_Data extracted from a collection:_

# # # # # # #

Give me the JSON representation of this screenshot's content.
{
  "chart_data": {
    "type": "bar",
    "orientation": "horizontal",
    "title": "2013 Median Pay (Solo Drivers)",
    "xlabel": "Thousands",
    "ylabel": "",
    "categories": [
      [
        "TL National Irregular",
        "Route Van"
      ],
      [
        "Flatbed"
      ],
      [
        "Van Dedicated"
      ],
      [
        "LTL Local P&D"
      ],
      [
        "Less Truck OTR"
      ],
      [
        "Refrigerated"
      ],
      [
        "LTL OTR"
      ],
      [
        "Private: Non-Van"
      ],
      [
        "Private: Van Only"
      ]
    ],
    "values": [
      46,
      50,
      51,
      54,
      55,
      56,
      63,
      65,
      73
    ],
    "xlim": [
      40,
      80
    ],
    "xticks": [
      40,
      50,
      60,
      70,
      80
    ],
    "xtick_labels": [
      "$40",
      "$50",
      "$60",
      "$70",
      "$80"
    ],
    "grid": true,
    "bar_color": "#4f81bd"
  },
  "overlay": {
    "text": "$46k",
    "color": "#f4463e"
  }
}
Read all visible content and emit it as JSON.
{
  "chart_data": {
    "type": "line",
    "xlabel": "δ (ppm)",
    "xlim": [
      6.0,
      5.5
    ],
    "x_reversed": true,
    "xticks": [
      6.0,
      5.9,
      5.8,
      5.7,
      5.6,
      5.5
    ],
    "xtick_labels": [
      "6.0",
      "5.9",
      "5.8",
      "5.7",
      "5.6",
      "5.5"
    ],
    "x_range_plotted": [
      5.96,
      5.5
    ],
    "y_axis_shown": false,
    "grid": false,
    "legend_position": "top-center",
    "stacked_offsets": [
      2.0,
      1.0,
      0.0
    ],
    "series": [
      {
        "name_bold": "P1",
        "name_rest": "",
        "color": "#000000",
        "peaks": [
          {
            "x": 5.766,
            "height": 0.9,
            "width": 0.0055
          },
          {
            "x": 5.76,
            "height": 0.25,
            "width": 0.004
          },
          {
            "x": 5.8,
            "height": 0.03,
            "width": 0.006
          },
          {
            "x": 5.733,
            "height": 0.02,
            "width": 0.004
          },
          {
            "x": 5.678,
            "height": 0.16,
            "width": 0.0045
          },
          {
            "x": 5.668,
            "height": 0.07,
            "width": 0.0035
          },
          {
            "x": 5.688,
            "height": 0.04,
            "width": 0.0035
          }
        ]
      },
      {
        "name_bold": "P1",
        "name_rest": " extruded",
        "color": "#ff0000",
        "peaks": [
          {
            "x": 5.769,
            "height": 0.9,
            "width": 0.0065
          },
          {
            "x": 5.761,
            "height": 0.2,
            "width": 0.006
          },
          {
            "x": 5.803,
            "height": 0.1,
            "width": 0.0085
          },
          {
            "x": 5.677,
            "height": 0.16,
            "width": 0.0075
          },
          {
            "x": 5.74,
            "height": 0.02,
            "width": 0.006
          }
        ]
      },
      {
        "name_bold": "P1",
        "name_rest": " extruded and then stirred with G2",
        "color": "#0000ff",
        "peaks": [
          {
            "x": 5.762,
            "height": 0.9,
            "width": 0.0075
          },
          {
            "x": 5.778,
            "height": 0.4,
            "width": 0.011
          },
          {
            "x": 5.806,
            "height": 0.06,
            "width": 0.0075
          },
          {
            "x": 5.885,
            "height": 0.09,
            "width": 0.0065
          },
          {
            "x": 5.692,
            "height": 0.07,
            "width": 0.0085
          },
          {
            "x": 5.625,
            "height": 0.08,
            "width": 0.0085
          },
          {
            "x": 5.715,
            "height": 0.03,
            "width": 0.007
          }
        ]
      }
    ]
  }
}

# # # # # # #

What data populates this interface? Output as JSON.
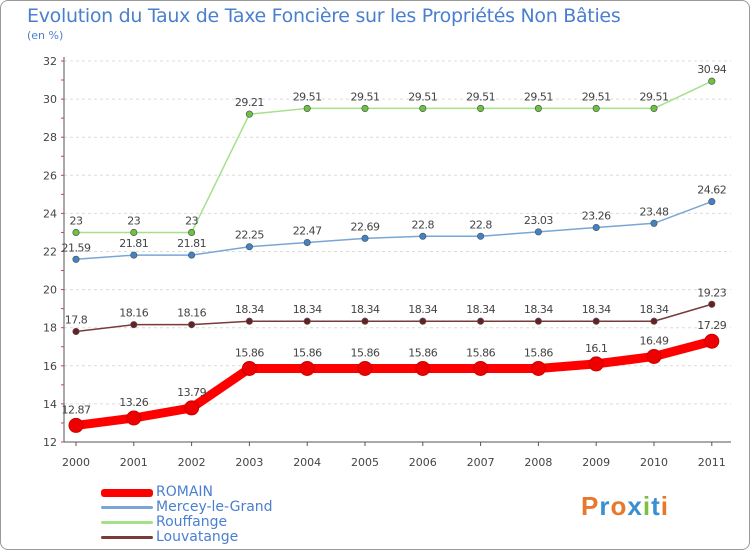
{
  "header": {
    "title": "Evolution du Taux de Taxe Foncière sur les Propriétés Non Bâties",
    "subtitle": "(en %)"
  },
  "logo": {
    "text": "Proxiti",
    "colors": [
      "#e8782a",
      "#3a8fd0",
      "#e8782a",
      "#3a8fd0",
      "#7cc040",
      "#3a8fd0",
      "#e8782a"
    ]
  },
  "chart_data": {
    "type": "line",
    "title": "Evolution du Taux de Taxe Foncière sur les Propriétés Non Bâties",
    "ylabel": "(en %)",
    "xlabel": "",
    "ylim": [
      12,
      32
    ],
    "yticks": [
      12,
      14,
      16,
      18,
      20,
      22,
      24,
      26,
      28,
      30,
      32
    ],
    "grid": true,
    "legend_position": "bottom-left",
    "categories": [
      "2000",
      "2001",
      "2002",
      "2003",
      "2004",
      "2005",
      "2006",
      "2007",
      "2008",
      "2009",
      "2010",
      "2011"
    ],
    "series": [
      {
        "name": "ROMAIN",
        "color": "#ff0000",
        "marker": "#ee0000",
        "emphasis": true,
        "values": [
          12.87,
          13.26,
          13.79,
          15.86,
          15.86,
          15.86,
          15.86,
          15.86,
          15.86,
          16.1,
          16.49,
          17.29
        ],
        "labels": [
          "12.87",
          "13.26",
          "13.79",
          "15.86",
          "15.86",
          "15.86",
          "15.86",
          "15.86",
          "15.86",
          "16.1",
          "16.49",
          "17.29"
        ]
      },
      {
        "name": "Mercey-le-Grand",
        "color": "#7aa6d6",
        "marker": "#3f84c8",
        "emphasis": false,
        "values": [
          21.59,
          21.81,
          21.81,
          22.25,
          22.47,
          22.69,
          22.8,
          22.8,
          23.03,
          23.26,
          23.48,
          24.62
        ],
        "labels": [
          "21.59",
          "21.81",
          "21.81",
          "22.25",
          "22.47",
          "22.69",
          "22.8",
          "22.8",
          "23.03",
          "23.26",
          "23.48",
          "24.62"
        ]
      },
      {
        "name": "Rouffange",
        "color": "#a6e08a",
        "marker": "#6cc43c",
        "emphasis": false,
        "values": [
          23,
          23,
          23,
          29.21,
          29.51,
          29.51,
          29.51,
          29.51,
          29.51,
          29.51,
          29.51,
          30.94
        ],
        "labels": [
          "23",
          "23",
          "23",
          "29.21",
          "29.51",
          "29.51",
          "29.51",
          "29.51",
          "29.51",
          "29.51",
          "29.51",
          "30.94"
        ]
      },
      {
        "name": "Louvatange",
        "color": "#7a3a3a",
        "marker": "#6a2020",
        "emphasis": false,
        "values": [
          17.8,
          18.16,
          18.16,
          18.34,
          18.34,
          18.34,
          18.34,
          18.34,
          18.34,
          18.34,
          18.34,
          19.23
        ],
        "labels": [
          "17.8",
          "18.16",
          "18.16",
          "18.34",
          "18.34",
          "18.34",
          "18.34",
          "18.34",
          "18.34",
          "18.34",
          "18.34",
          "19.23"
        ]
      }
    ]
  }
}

# # # # # # #

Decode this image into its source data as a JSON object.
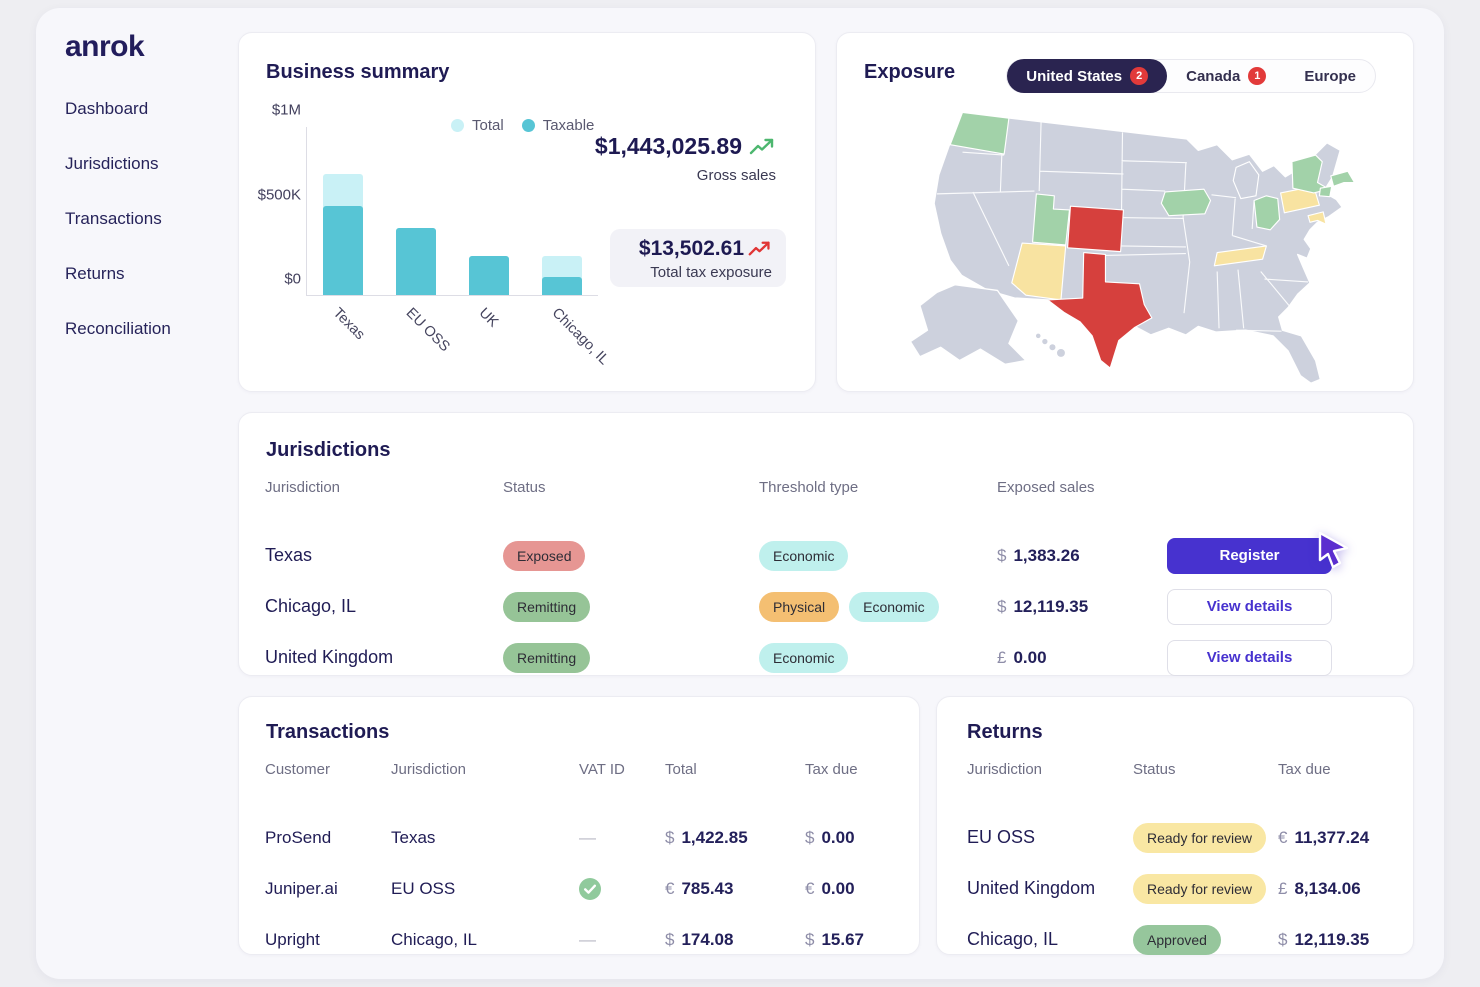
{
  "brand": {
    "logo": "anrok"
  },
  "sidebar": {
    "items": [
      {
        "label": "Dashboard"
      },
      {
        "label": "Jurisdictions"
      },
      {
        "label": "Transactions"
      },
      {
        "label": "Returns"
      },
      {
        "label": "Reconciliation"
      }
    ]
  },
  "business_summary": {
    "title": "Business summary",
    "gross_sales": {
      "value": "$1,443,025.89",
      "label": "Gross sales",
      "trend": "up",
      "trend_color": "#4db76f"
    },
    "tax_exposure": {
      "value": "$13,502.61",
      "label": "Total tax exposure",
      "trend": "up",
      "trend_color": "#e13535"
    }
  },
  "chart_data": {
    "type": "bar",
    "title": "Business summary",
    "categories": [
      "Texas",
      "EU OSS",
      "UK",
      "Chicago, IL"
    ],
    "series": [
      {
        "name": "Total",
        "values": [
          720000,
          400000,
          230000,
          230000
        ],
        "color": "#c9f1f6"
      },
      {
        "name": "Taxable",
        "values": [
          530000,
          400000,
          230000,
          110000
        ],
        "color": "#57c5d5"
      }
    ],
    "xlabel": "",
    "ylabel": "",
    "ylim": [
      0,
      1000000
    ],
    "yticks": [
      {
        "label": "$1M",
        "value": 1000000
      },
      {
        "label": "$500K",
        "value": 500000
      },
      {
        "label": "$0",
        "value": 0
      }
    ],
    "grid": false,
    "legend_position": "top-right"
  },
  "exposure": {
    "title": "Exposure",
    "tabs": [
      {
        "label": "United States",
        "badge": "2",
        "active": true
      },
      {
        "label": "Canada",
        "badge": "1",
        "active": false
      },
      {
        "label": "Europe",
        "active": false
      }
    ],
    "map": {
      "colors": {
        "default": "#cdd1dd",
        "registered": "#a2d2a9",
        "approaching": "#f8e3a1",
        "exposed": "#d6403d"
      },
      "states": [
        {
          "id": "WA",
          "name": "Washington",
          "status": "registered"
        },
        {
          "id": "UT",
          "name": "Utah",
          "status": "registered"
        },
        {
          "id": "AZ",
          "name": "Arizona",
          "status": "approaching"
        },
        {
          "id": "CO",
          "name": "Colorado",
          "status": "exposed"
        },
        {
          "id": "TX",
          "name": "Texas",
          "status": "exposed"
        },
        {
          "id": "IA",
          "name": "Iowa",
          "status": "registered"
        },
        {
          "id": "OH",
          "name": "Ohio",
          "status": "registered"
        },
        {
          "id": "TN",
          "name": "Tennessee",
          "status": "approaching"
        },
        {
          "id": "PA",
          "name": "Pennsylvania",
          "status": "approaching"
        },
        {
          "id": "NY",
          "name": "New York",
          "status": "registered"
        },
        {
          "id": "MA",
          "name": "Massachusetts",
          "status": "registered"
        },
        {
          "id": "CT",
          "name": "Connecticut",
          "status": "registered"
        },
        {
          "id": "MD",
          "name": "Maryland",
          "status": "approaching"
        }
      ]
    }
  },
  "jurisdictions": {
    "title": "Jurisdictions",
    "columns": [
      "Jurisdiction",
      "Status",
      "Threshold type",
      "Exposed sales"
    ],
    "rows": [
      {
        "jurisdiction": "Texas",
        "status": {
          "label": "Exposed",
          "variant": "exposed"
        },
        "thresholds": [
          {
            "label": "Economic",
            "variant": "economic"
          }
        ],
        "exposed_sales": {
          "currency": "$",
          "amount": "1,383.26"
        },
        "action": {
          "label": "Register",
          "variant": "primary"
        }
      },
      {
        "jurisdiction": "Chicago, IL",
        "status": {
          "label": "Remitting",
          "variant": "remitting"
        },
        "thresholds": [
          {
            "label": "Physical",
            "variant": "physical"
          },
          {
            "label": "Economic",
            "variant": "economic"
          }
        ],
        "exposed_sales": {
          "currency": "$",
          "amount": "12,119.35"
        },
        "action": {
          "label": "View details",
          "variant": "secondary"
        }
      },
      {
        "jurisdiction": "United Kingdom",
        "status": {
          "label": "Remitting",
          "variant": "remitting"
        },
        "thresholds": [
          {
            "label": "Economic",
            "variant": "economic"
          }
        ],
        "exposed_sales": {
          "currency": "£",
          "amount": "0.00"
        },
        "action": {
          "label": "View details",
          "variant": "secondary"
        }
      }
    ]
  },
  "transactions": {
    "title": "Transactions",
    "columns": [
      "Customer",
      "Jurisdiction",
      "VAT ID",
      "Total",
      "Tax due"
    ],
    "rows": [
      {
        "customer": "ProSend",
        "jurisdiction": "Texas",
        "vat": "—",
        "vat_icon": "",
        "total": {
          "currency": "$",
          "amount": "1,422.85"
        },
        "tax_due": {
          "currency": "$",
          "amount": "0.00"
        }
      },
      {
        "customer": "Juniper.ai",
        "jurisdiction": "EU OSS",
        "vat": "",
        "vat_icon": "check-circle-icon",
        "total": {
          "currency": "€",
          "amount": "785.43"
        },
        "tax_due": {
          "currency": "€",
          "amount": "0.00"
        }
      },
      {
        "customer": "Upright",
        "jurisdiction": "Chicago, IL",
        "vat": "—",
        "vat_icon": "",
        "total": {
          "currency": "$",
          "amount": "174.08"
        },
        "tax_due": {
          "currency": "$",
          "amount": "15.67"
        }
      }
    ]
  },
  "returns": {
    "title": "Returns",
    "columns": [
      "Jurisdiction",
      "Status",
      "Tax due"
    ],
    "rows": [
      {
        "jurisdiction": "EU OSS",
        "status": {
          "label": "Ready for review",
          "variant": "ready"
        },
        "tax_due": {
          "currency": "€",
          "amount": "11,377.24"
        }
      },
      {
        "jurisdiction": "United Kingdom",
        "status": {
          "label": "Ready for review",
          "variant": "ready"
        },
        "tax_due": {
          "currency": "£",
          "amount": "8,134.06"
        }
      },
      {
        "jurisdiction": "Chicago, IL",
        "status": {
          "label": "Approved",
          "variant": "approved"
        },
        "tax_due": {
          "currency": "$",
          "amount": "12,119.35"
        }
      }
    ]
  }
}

# # # # # # #

_OBJECTIVE:_
Pick out every line of the listing containing the word "true", and show those lines.

_FINISHED TASK:_
    "grid": true,
    "x_reversed": true,
    "grid": true,
        "emphasis": true,
        "active": true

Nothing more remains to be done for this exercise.